**Challenge:** Take the entries below and print all of them exactly, please.

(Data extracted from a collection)
====
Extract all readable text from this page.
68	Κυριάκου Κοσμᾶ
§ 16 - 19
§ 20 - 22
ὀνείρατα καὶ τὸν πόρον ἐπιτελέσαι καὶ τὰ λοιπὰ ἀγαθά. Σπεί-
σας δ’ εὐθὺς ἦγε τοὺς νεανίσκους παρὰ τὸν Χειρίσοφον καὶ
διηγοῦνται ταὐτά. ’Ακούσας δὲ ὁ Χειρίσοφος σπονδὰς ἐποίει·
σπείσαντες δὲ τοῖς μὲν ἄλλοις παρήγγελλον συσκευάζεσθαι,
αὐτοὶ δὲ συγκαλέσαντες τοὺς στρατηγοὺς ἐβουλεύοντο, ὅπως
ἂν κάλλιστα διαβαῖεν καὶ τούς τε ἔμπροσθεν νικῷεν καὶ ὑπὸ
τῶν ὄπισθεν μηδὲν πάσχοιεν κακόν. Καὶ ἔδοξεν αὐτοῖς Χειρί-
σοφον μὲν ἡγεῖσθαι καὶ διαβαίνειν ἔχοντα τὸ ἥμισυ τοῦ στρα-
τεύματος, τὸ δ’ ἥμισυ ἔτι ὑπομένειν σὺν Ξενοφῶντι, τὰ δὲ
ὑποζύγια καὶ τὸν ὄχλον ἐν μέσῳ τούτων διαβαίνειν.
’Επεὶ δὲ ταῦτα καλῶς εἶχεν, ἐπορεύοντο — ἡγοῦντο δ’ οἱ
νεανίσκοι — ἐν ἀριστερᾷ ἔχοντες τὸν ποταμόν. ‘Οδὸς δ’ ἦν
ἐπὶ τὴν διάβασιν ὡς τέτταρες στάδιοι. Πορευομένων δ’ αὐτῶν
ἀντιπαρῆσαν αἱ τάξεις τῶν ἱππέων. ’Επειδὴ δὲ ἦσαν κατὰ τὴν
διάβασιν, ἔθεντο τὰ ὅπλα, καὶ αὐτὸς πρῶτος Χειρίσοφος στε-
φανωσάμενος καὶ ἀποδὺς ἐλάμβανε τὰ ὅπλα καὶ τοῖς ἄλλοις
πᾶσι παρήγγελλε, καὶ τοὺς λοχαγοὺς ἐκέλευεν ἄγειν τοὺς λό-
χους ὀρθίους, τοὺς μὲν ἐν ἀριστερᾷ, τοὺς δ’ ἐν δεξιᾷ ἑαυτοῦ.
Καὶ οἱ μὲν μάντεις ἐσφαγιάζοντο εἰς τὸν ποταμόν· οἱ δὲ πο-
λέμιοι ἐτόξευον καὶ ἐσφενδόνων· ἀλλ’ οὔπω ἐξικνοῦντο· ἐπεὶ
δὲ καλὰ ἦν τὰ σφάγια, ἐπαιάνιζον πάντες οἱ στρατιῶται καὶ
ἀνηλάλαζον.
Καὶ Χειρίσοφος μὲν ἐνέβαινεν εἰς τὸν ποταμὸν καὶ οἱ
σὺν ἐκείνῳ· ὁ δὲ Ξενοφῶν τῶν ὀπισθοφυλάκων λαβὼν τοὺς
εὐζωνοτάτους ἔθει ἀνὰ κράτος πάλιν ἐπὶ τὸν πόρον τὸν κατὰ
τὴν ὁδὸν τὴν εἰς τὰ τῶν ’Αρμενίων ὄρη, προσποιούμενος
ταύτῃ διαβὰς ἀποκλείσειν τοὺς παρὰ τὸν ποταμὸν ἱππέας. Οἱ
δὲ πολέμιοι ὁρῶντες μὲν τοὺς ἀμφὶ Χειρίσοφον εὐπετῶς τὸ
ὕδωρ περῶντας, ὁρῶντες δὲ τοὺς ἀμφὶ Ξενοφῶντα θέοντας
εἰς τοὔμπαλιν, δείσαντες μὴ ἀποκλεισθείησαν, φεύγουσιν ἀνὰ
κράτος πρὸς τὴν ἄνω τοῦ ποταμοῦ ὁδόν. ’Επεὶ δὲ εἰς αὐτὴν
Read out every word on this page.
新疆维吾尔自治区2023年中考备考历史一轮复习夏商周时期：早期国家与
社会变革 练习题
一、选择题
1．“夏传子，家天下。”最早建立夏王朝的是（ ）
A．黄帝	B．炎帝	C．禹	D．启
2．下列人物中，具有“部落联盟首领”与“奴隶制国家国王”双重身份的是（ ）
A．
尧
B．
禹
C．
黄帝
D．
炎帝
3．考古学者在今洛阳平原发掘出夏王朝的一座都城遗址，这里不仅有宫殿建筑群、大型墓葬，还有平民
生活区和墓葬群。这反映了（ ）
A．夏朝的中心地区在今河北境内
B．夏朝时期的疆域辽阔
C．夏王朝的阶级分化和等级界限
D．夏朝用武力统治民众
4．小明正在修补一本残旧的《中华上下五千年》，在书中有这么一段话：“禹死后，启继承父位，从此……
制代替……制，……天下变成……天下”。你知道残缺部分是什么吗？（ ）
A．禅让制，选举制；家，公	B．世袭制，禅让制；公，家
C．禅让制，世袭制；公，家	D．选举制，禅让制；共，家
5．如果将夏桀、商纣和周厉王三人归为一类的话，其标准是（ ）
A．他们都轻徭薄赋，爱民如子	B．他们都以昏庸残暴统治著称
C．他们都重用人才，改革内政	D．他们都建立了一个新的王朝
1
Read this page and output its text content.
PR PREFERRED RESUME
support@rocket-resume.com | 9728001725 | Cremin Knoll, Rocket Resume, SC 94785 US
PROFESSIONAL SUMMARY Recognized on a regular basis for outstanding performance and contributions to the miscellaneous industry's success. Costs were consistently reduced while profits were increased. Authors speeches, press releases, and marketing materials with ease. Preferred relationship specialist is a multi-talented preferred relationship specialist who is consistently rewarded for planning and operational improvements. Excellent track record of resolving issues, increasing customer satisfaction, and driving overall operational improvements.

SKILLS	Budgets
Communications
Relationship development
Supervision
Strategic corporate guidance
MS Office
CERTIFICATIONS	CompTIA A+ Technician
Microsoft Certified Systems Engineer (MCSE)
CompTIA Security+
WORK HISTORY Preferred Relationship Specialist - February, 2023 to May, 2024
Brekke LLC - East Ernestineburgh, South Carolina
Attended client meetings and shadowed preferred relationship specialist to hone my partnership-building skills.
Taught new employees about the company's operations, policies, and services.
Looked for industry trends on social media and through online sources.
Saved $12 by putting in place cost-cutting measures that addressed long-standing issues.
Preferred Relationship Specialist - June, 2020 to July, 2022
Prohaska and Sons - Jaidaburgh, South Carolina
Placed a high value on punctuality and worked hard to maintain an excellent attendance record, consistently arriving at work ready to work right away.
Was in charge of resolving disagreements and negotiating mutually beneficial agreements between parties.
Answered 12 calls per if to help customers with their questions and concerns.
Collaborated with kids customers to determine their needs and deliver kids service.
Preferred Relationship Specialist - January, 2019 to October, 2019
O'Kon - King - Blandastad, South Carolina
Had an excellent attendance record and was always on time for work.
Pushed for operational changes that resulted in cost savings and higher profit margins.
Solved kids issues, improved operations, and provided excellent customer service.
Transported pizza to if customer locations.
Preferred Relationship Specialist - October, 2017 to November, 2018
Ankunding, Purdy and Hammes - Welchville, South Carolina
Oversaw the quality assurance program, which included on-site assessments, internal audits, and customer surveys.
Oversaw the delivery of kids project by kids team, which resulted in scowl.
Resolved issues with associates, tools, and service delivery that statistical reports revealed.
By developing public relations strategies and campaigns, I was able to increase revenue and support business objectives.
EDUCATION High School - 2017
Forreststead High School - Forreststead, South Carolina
====
**Solution for this exercise:**
Extract all readable text from this page.
68	Κυριάκου Κοσμᾶ
§ 16 - 19
§ 20 - 22
ὀνείρατα καὶ τὸν πόρον ἐπιτελέσαι καὶ τὰ λοιπὰ ἀγαθά. Σπεί-
σας δ’ εὐθὺς ἦγε τοὺς νεανίσκους παρὰ τὸν Χειρίσοφον καὶ
διηγοῦνται ταὐτά. ’Ακούσας δὲ ὁ Χειρίσοφος σπονδὰς ἐποίει·
σπείσαντες δὲ τοῖς μὲν ἄλλοις παρήγγελλον συσκευάζεσθαι,
αὐτοὶ δὲ συγκαλέσαντες τοὺς στρατηγοὺς ἐβουλεύοντο, ὅπως
ἂν κάλλιστα διαβαῖεν καὶ τούς τε ἔμπροσθεν νικῷεν καὶ ὑπὸ
τῶν ὄπισθεν μηδὲν πάσχοιεν κακόν. Καὶ ἔδοξεν αὐτοῖς Χειρί-
σοφον μὲν ἡγεῖσθαι καὶ διαβαίνειν ἔχοντα τὸ ἥμισυ τοῦ στρα-
τεύματος, τὸ δ’ ἥμισυ ἔτι ὑπομένειν σὺν Ξενοφῶντι, τὰ δὲ
ὑποζύγια καὶ τὸν ὄχλον ἐν μέσῳ τούτων διαβαίνειν.
’Επεὶ δὲ ταῦτα καλῶς εἶχεν, ἐπορεύοντο — ἡγοῦντο δ’ οἱ
νεανίσκοι — ἐν ἀριστερᾷ ἔχοντες τὸν ποταμόν. ‘Οδὸς δ’ ἦν
ἐπὶ τὴν διάβασιν ὡς τέτταρες στάδιοι. Πορευομένων δ’ αὐτῶν
ἀντιπαρῆσαν αἱ τάξεις τῶν ἱππέων. ’Επειδὴ δὲ ἦσαν κατὰ τὴν
διάβασιν, ἔθεντο τὰ ὅπλα, καὶ αὐτὸς πρῶτος Χειρίσοφος στε-
φανωσάμενος καὶ ἀποδὺς ἐλάμβανε τὰ ὅπλα καὶ τοῖς ἄλλοις
πᾶσι παρήγγελλε, καὶ τοὺς λοχαγοὺς ἐκέλευεν ἄγειν τοὺς λό-
χους ὀρθίους, τοὺς μὲν ἐν ἀριστερᾷ, τοὺς δ’ ἐν δεξιᾷ ἑαυτοῦ.
Καὶ οἱ μὲν μάντεις ἐσφαγιάζοντο εἰς τὸν ποταμόν· οἱ δὲ πο-
λέμιοι ἐτόξευον καὶ ἐσφενδόνων· ἀλλ’ οὔπω ἐξικνοῦντο· ἐπεὶ
δὲ καλὰ ἦν τὰ σφάγια, ἐπαιάνιζον πάντες οἱ στρατιῶται καὶ
ἀνηλάλαζον.
Καὶ Χειρίσοφος μὲν ἐνέβαινεν εἰς τὸν ποταμὸν καὶ οἱ
σὺν ἐκείνῳ· ὁ δὲ Ξενοφῶν τῶν ὀπισθοφυλάκων λαβὼν τοὺς
εὐζωνοτάτους ἔθει ἀνὰ κράτος πάλιν ἐπὶ τὸν πόρον τὸν κατὰ
τὴν ὁδὸν τὴν εἰς τὰ τῶν ’Αρμενίων ὄρη, προσποιούμενος
ταύτῃ διαβὰς ἀποκλείσειν τοὺς παρὰ τὸν ποταμὸν ἱππέας. Οἱ
δὲ πολέμιοι ὁρῶντες μὲν τοὺς ἀμφὶ Χειρίσοφον εὐπετῶς τὸ
ὕδωρ περῶντας, ὁρῶντες δὲ τοὺς ἀμφὶ Ξενοφῶντα θέοντας
εἰς τοὔμπαλιν, δείσαντες μὴ ἀποκλεισθείησαν, φεύγουσιν ἀνὰ
κράτος πρὸς τὴν ἄνω τοῦ ποταμοῦ ὁδόν. ’Επεὶ δὲ εἰς αὐτὴν
Read out every word on this page.
新疆维吾尔自治区2023年中考备考历史一轮复习夏商周时期：早期国家与
社会变革 练习题
一、选择题
1．“夏传子，家天下。”最早建立夏王朝的是（ ）
A．黄帝	B．炎帝	C．禹	D．启
2．下列人物中，具有“部落联盟首领”与“奴隶制国家国王”双重身份的是（ ）
A．
尧
B．
禹
C．
黄帝
D．
炎帝
3．考古学者在今洛阳平原发掘出夏王朝的一座都城遗址，这里不仅有宫殿建筑群、大型墓葬，还有平民
生活区和墓葬群。这反映了（ ）
A．夏朝的中心地区在今河北境内
B．夏朝时期的疆域辽阔
C．夏王朝的阶级分化和等级界限
D．夏朝用武力统治民众
4．小明正在修补一本残旧的《中华上下五千年》，在书中有这么一段话：“禹死后，启继承父位，从此……
制代替……制，……天下变成……天下”。你知道残缺部分是什么吗？（ ）
A．禅让制，选举制；家，公	B．世袭制，禅让制；公，家
C．禅让制，世袭制；公，家	D．选举制，禅让制；共，家
5．如果将夏桀、商纣和周厉王三人归为一类的话，其标准是（ ）
A．他们都轻徭薄赋，爱民如子	B．他们都以昏庸残暴统治著称
C．他们都重用人才，改革内政	D．他们都建立了一个新的王朝
1
Read this page and output its text content.
PR PREFERRED RESUME
support@rocket-resume.com | 9728001725 | Cremin Knoll, Rocket Resume, SC 94785 US
PROFESSIONAL SUMMARY Recognized on a regular basis for outstanding performance and contributions to the miscellaneous industry's success. Costs were consistently reduced while profits were increased. Authors speeches, press releases, and marketing materials with ease. Preferred relationship specialist is a multi-talented preferred relationship specialist who is consistently rewarded for planning and operational improvements. Excellent track record of resolving issues, increasing customer satisfaction, and driving overall operational improvements.

SKILLS	Budgets
Communications
Relationship development
Supervision
Strategic corporate guidance
MS Office
CERTIFICATIONS	CompTIA A+ Technician
Microsoft Certified Systems Engineer (MCSE)
CompTIA Security+
WORK HISTORY Preferred Relationship Specialist - February, 2023 to May, 2024
Brekke LLC - East Ernestineburgh, South Carolina
Attended client meetings and shadowed preferred relationship specialist to hone my partnership-building skills.
Taught new employees about the company's operations, policies, and services.
Looked for industry trends on social media and through online sources.
Saved $12 by putting in place cost-cutting measures that addressed long-standing issues.
Preferred Relationship Specialist - June, 2020 to July, 2022
Prohaska and Sons - Jaidaburgh, South Carolina
Placed a high value on punctuality and worked hard to maintain an excellent attendance record, consistently arriving at work ready to work right away.
Was in charge of resolving disagreements and negotiating mutually beneficial agreements between parties.
Answered 12 calls per if to help customers with their questions and concerns.
Collaborated with kids customers to determine their needs and deliver kids service.
Preferred Relationship Specialist - January, 2019 to October, 2019
O'Kon - King - Blandastad, South Carolina
Had an excellent attendance record and was always on time for work.
Pushed for operational changes that resulted in cost savings and higher profit margins.
Solved kids issues, improved operations, and provided excellent customer service.
Transported pizza to if customer locations.
Preferred Relationship Specialist - October, 2017 to November, 2018
Ankunding, Purdy and Hammes - Welchville, South Carolina
Oversaw the quality assurance program, which included on-site assessments, internal audits, and customer surveys.
Oversaw the delivery of kids project by kids team, which resulted in scowl.
Resolved issues with associates, tools, and service delivery that statistical reports revealed.
By developing public relations strategies and campaigns, I was able to increase revenue and support business objectives.
EDUCATION High School - 2017
Forreststead High School - Forreststead, South Carolina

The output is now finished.